## PROBLEM DESCRIPTION
Every line below should be repeated exactly.
--- start of SUPPLIED MATERIAL ---
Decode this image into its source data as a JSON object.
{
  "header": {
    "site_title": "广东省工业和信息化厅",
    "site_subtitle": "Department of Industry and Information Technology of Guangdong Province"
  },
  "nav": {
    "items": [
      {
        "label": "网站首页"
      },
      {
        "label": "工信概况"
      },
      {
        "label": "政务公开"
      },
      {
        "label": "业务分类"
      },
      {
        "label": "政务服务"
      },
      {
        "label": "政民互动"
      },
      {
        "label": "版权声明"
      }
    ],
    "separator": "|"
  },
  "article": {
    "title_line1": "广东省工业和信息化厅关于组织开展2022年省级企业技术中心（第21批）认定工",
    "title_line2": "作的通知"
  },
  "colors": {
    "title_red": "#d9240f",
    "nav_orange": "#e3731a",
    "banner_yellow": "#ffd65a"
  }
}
--- end of SUPPLIED MATERIAL ---
## FINISHED ANSWER
Decode this image into its source data as a JSON object.
{
  "header": {
    "site_title": "广东省工业和信息化厅",
    "site_subtitle": "Department of Industry and Information Technology of Guangdong Province"
  },
  "nav": {
    "items": [
      {
        "label": "网站首页"
      },
      {
        "label": "工信概况"
      },
      {
        "label": "政务公开"
      },
      {
        "label": "业务分类"
      },
      {
        "label": "政务服务"
      },
      {
        "label": "政民互动"
      },
      {
        "label": "版权声明"
      }
    ],
    "separator": "|"
  },
  "article": {
    "title_line1": "广东省工业和信息化厅关于组织开展2022年省级企业技术中心（第21批）认定工",
    "title_line2": "作的通知"
  },
  "colors": {
    "title_red": "#d9240f",
    "nav_orange": "#e3731a",
    "banner_yellow": "#ffd65a"
  }
}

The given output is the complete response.